(Stored items)
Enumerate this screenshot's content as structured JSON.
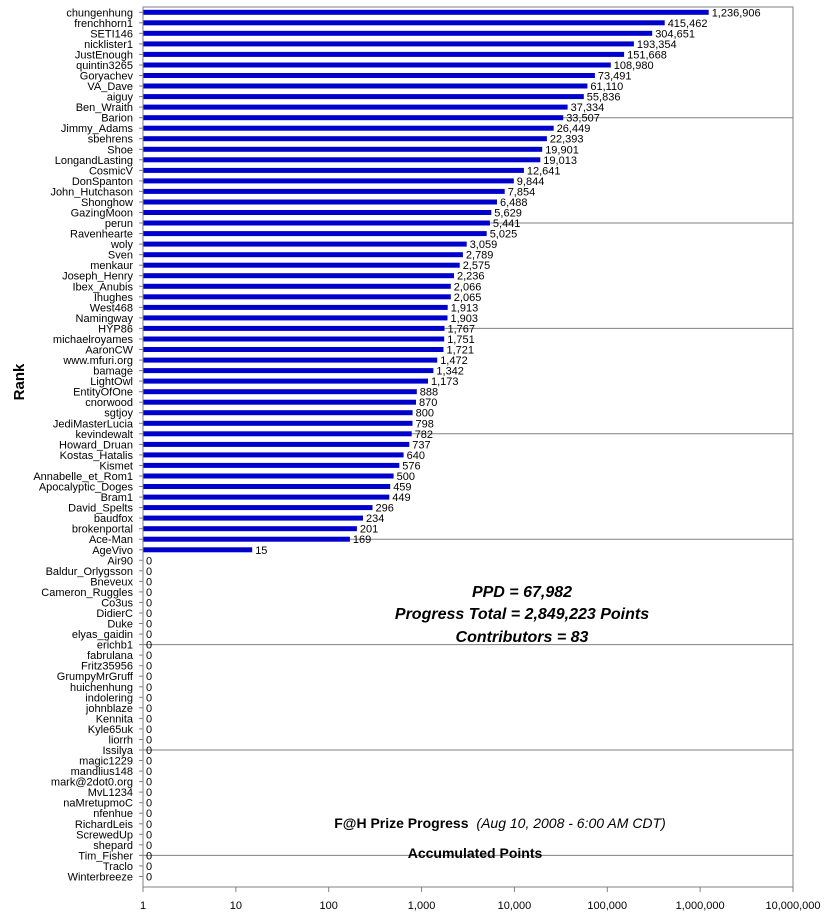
{
  "chart_data": {
    "type": "bar",
    "orientation": "horizontal",
    "x_scale": "log",
    "xlim": [
      1,
      10000000
    ],
    "x_ticks": [
      "1",
      "10",
      "100",
      "1,000",
      "10,000",
      "100,000",
      "1,000,000",
      "10,000,000"
    ],
    "ylabel": "Rank",
    "xlabel": "Accumulated Points",
    "title_main": "F@H Prize Progress",
    "title_sub": "(Aug 10, 2008 - 6:00 AM CDT)",
    "bar_color": "#0000cc",
    "grid": "horizontal",
    "stats": [
      "PPD = 67,982",
      "Progress Total = 2,849,223 Points",
      "Contributors = 83"
    ],
    "categories": [
      "chungenhung",
      "frenchhorn1",
      "SETI146",
      "nicklister1",
      "JustEnough",
      "quintin3265",
      "Goryachev",
      "VA_Dave",
      "aiguy",
      "Ben_Wraith",
      "Barion",
      "Jimmy_Adams",
      "sbehrens",
      "Shoe",
      "LongandLasting",
      "CosmicV",
      "DonSpanton",
      "John_Hutchason",
      "Shonghow",
      "GazingMoon",
      "perun",
      "Ravenhearte",
      "woly",
      "Sven",
      "menkaur",
      "Joseph_Henry",
      "Ibex_Anubis",
      "Ihughes",
      "West468",
      "Namingway",
      "HYP86",
      "michaelroyames",
      "AaronCW",
      "www.mfuri.org",
      "bamage",
      "LightOwl",
      "EntityOfOne",
      "cnorwood",
      "sgtjoy",
      "JediMasterLucia",
      "kevindewalt",
      "Howard_Druan",
      "Kostas_Hatalis",
      "Kismet",
      "Annabelle_et_Rom1",
      "Apocalyptic_Doges",
      "Bram1",
      "David_Spelts",
      "baudfox",
      "brokenportal",
      "Ace-Man",
      "AgeVivo",
      "Air90",
      "Baldur_Orlygsson",
      "Bneveux",
      "Cameron_Ruggles",
      "Co3us",
      "DidierC",
      "Duke",
      "elyas_gaidin",
      "erichb1",
      "fabrulana",
      "Fritz35956",
      "GrumpyMrGruff",
      "huichenhung",
      "indolering",
      "johnblaze",
      "Kennita",
      "Kyle65uk",
      "liorrh",
      "Issilya",
      "magic1229",
      "mandlius148",
      "mark@2dot0.org",
      "MvL1234",
      "naMretupmoC",
      "nfenhue",
      "RichardLeis",
      "ScrewedUp",
      "shepard",
      "Tim_Fisher",
      "Traclo",
      "Winterbreeze"
    ],
    "values": [
      1236906,
      415462,
      304651,
      193354,
      151668,
      108980,
      73491,
      61110,
      55836,
      37334,
      33507,
      26449,
      22393,
      19901,
      19013,
      12641,
      9844,
      7854,
      6488,
      5629,
      5441,
      5025,
      3059,
      2789,
      2575,
      2236,
      2066,
      2065,
      1913,
      1903,
      1767,
      1751,
      1721,
      1472,
      1342,
      1173,
      888,
      870,
      800,
      798,
      782,
      737,
      640,
      576,
      500,
      459,
      449,
      296,
      234,
      201,
      169,
      15,
      0,
      0,
      0,
      0,
      0,
      0,
      0,
      0,
      0,
      0,
      0,
      0,
      0,
      0,
      0,
      0,
      0,
      0,
      0,
      0,
      0,
      0,
      0,
      0,
      0,
      0,
      0,
      0,
      0,
      0,
      0
    ],
    "value_labels": [
      "1,236,906",
      "415,462",
      "304,651",
      "193,354",
      "151,668",
      "108,980",
      "73,491",
      "61,110",
      "55,836",
      "37,334",
      "33,507",
      "26,449",
      "22,393",
      "19,901",
      "19,013",
      "12,641",
      "9,844",
      "7,854",
      "6,488",
      "5,629",
      "5,441",
      "5,025",
      "3,059",
      "2,789",
      "2,575",
      "2,236",
      "2,066",
      "2,065",
      "1,913",
      "1,903",
      "1,767",
      "1,751",
      "1,721",
      "1,472",
      "1,342",
      "1,173",
      "888",
      "870",
      "800",
      "798",
      "782",
      "737",
      "640",
      "576",
      "500",
      "459",
      "449",
      "296",
      "234",
      "201",
      "169",
      "15",
      "0",
      "0",
      "0",
      "0",
      "0",
      "0",
      "0",
      "0",
      "0",
      "0",
      "0",
      "0",
      "0",
      "0",
      "0",
      "0",
      "0",
      "0",
      "0",
      "0",
      "0",
      "0",
      "0",
      "0",
      "0",
      "0",
      "0",
      "0",
      "0",
      "0",
      "0"
    ]
  }
}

◆ Requirements: Return the records exactly. Don't carry the pictures over.

◆ The answer:
Enumerate this screenshot's content as structured JSON.
{
  "chart_data": {
    "type": "bar",
    "orientation": "horizontal",
    "x_scale": "log",
    "xlim": [
      1,
      10000000
    ],
    "x_ticks": [
      "1",
      "10",
      "100",
      "1,000",
      "10,000",
      "100,000",
      "1,000,000",
      "10,000,000"
    ],
    "ylabel": "Rank",
    "xlabel": "Accumulated Points",
    "title_main": "F@H Prize Progress",
    "title_sub": "(Aug 10, 2008 - 6:00 AM CDT)",
    "bar_color": "#0000cc",
    "grid": "horizontal",
    "stats": [
      "PPD = 67,982",
      "Progress Total = 2,849,223 Points",
      "Contributors = 83"
    ],
    "categories": [
      "chungenhung",
      "frenchhorn1",
      "SETI146",
      "nicklister1",
      "JustEnough",
      "quintin3265",
      "Goryachev",
      "VA_Dave",
      "aiguy",
      "Ben_Wraith",
      "Barion",
      "Jimmy_Adams",
      "sbehrens",
      "Shoe",
      "LongandLasting",
      "CosmicV",
      "DonSpanton",
      "John_Hutchason",
      "Shonghow",
      "GazingMoon",
      "perun",
      "Ravenhearte",
      "woly",
      "Sven",
      "menkaur",
      "Joseph_Henry",
      "Ibex_Anubis",
      "Ihughes",
      "West468",
      "Namingway",
      "HYP86",
      "michaelroyames",
      "AaronCW",
      "www.mfuri.org",
      "bamage",
      "LightOwl",
      "EntityOfOne",
      "cnorwood",
      "sgtjoy",
      "JediMasterLucia",
      "kevindewalt",
      "Howard_Druan",
      "Kostas_Hatalis",
      "Kismet",
      "Annabelle_et_Rom1",
      "Apocalyptic_Doges",
      "Bram1",
      "David_Spelts",
      "baudfox",
      "brokenportal",
      "Ace-Man",
      "AgeVivo",
      "Air90",
      "Baldur_Orlygsson",
      "Bneveux",
      "Cameron_Ruggles",
      "Co3us",
      "DidierC",
      "Duke",
      "elyas_gaidin",
      "erichb1",
      "fabrulana",
      "Fritz35956",
      "GrumpyMrGruff",
      "huichenhung",
      "indolering",
      "johnblaze",
      "Kennita",
      "Kyle65uk",
      "liorrh",
      "Issilya",
      "magic1229",
      "mandlius148",
      "mark@2dot0.org",
      "MvL1234",
      "naMretupmoC",
      "nfenhue",
      "RichardLeis",
      "ScrewedUp",
      "shepard",
      "Tim_Fisher",
      "Traclo",
      "Winterbreeze"
    ],
    "values": [
      1236906,
      415462,
      304651,
      193354,
      151668,
      108980,
      73491,
      61110,
      55836,
      37334,
      33507,
      26449,
      22393,
      19901,
      19013,
      12641,
      9844,
      7854,
      6488,
      5629,
      5441,
      5025,
      3059,
      2789,
      2575,
      2236,
      2066,
      2065,
      1913,
      1903,
      1767,
      1751,
      1721,
      1472,
      1342,
      1173,
      888,
      870,
      800,
      798,
      782,
      737,
      640,
      576,
      500,
      459,
      449,
      296,
      234,
      201,
      169,
      15,
      0,
      0,
      0,
      0,
      0,
      0,
      0,
      0,
      0,
      0,
      0,
      0,
      0,
      0,
      0,
      0,
      0,
      0,
      0,
      0,
      0,
      0,
      0,
      0,
      0,
      0,
      0,
      0,
      0,
      0,
      0
    ],
    "value_labels": [
      "1,236,906",
      "415,462",
      "304,651",
      "193,354",
      "151,668",
      "108,980",
      "73,491",
      "61,110",
      "55,836",
      "37,334",
      "33,507",
      "26,449",
      "22,393",
      "19,901",
      "19,013",
      "12,641",
      "9,844",
      "7,854",
      "6,488",
      "5,629",
      "5,441",
      "5,025",
      "3,059",
      "2,789",
      "2,575",
      "2,236",
      "2,066",
      "2,065",
      "1,913",
      "1,903",
      "1,767",
      "1,751",
      "1,721",
      "1,472",
      "1,342",
      "1,173",
      "888",
      "870",
      "800",
      "798",
      "782",
      "737",
      "640",
      "576",
      "500",
      "459",
      "449",
      "296",
      "234",
      "201",
      "169",
      "15",
      "0",
      "0",
      "0",
      "0",
      "0",
      "0",
      "0",
      "0",
      "0",
      "0",
      "0",
      "0",
      "0",
      "0",
      "0",
      "0",
      "0",
      "0",
      "0",
      "0",
      "0",
      "0",
      "0",
      "0",
      "0",
      "0",
      "0",
      "0",
      "0",
      "0",
      "0"
    ]
  }
}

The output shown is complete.